## SET TASK
Write out the whole listing word for word.

## ENTRIES SUPPLIED
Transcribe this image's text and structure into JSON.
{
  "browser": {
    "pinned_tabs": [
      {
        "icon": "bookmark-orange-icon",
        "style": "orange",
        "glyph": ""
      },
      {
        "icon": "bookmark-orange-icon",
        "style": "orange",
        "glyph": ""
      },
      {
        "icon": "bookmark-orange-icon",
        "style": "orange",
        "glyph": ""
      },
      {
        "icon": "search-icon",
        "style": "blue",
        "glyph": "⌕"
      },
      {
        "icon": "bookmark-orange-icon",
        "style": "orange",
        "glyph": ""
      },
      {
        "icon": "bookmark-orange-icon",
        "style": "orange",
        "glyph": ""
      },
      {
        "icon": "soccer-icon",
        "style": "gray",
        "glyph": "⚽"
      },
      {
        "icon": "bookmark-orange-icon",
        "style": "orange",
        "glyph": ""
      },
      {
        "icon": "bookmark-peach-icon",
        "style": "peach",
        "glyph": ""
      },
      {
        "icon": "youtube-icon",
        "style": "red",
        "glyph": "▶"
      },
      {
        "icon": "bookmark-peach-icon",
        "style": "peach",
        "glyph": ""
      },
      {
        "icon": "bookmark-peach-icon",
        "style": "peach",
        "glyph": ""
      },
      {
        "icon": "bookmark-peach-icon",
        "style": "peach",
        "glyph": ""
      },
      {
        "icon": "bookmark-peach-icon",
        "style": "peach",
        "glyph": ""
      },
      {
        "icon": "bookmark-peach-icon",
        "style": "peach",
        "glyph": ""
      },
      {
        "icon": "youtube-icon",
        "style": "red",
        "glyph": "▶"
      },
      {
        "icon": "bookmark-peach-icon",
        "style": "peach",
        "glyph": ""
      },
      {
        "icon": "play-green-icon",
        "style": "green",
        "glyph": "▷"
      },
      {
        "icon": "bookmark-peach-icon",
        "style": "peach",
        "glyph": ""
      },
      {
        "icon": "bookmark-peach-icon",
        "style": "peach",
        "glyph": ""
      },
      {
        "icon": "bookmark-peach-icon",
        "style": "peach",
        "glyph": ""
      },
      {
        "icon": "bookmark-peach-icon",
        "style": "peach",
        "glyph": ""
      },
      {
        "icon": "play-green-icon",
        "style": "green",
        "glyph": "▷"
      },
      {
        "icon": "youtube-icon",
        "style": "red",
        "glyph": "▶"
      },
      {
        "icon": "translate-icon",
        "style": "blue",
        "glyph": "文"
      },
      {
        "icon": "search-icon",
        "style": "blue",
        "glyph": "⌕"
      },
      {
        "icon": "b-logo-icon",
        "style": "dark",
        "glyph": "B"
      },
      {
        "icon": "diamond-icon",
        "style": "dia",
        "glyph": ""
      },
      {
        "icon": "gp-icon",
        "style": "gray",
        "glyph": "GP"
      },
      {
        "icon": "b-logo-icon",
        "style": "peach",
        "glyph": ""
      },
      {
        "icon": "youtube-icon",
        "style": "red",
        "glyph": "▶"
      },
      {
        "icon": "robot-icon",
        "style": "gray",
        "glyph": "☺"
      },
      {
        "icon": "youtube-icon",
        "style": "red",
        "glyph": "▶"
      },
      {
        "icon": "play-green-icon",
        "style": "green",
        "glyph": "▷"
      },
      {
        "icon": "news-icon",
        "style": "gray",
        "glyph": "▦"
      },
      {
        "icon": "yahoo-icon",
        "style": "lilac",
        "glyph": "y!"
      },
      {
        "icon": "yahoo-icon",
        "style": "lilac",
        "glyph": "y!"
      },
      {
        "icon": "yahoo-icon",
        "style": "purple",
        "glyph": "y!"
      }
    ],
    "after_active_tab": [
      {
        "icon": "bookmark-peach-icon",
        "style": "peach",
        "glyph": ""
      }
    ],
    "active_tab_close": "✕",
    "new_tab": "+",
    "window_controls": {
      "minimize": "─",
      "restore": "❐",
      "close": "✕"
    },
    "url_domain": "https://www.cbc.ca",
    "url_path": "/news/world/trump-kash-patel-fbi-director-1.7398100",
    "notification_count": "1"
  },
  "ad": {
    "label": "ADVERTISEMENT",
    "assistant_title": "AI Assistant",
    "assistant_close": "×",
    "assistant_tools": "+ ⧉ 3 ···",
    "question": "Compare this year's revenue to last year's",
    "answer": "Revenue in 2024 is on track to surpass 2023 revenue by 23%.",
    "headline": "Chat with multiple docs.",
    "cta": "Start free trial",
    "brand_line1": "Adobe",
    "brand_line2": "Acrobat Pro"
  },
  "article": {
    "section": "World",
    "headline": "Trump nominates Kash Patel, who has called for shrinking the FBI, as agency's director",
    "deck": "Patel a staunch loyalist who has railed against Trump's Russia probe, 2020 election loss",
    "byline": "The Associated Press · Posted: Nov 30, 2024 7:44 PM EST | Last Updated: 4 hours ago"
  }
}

## ANSWER TO THE TASK
Transcribe this image's text and structure into JSON.
{
  "browser": {
    "pinned_tabs": [
      {
        "icon": "bookmark-orange-icon",
        "style": "orange",
        "glyph": ""
      },
      {
        "icon": "bookmark-orange-icon",
        "style": "orange",
        "glyph": ""
      },
      {
        "icon": "bookmark-orange-icon",
        "style": "orange",
        "glyph": ""
      },
      {
        "icon": "search-icon",
        "style": "blue",
        "glyph": "⌕"
      },
      {
        "icon": "bookmark-orange-icon",
        "style": "orange",
        "glyph": ""
      },
      {
        "icon": "bookmark-orange-icon",
        "style": "orange",
        "glyph": ""
      },
      {
        "icon": "soccer-icon",
        "style": "gray",
        "glyph": "⚽"
      },
      {
        "icon": "bookmark-orange-icon",
        "style": "orange",
        "glyph": ""
      },
      {
        "icon": "bookmark-peach-icon",
        "style": "peach",
        "glyph": ""
      },
      {
        "icon": "youtube-icon",
        "style": "red",
        "glyph": "▶"
      },
      {
        "icon": "bookmark-peach-icon",
        "style": "peach",
        "glyph": ""
      },
      {
        "icon": "bookmark-peach-icon",
        "style": "peach",
        "glyph": ""
      },
      {
        "icon": "bookmark-peach-icon",
        "style": "peach",
        "glyph": ""
      },
      {
        "icon": "bookmark-peach-icon",
        "style": "peach",
        "glyph": ""
      },
      {
        "icon": "bookmark-peach-icon",
        "style": "peach",
        "glyph": ""
      },
      {
        "icon": "youtube-icon",
        "style": "red",
        "glyph": "▶"
      },
      {
        "icon": "bookmark-peach-icon",
        "style": "peach",
        "glyph": ""
      },
      {
        "icon": "play-green-icon",
        "style": "green",
        "glyph": "▷"
      },
      {
        "icon": "bookmark-peach-icon",
        "style": "peach",
        "glyph": ""
      },
      {
        "icon": "bookmark-peach-icon",
        "style": "peach",
        "glyph": ""
      },
      {
        "icon": "bookmark-peach-icon",
        "style": "peach",
        "glyph": ""
      },
      {
        "icon": "bookmark-peach-icon",
        "style": "peach",
        "glyph": ""
      },
      {
        "icon": "play-green-icon",
        "style": "green",
        "glyph": "▷"
      },
      {
        "icon": "youtube-icon",
        "style": "red",
        "glyph": "▶"
      },
      {
        "icon": "translate-icon",
        "style": "blue",
        "glyph": "文"
      },
      {
        "icon": "search-icon",
        "style": "blue",
        "glyph": "⌕"
      },
      {
        "icon": "b-logo-icon",
        "style": "dark",
        "glyph": "B"
      },
      {
        "icon": "diamond-icon",
        "style": "dia",
        "glyph": ""
      },
      {
        "icon": "gp-icon",
        "style": "gray",
        "glyph": "GP"
      },
      {
        "icon": "b-logo-icon",
        "style": "peach",
        "glyph": ""
      },
      {
        "icon": "youtube-icon",
        "style": "red",
        "glyph": "▶"
      },
      {
        "icon": "robot-icon",
        "style": "gray",
        "glyph": "☺"
      },
      {
        "icon": "youtube-icon",
        "style": "red",
        "glyph": "▶"
      },
      {
        "icon": "play-green-icon",
        "style": "green",
        "glyph": "▷"
      },
      {
        "icon": "news-icon",
        "style": "gray",
        "glyph": "▦"
      },
      {
        "icon": "yahoo-icon",
        "style": "lilac",
        "glyph": "y!"
      },
      {
        "icon": "yahoo-icon",
        "style": "lilac",
        "glyph": "y!"
      },
      {
        "icon": "yahoo-icon",
        "style": "purple",
        "glyph": "y!"
      }
    ],
    "after_active_tab": [
      {
        "icon": "bookmark-peach-icon",
        "style": "peach",
        "glyph": ""
      }
    ],
    "active_tab_close": "✕",
    "new_tab": "+",
    "window_controls": {
      "minimize": "─",
      "restore": "❐",
      "close": "✕"
    },
    "url_domain": "https://www.cbc.ca",
    "url_path": "/news/world/trump-kash-patel-fbi-director-1.7398100",
    "notification_count": "1"
  },
  "ad": {
    "label": "ADVERTISEMENT",
    "assistant_title": "AI Assistant",
    "assistant_close": "×",
    "assistant_tools": "+ ⧉ 3 ···",
    "question": "Compare this year's revenue to last year's",
    "answer": "Revenue in 2024 is on track to surpass 2023 revenue by 23%.",
    "headline": "Chat with multiple docs.",
    "cta": "Start free trial",
    "brand_line1": "Adobe",
    "brand_line2": "Acrobat Pro"
  },
  "article": {
    "section": "World",
    "headline": "Trump nominates Kash Patel, who has called for shrinking the FBI, as agency's director",
    "deck": "Patel a staunch loyalist who has railed against Trump's Russia probe, 2020 election loss",
    "byline": "The Associated Press · Posted: Nov 30, 2024 7:44 PM EST | Last Updated: 4 hours ago"
  }
}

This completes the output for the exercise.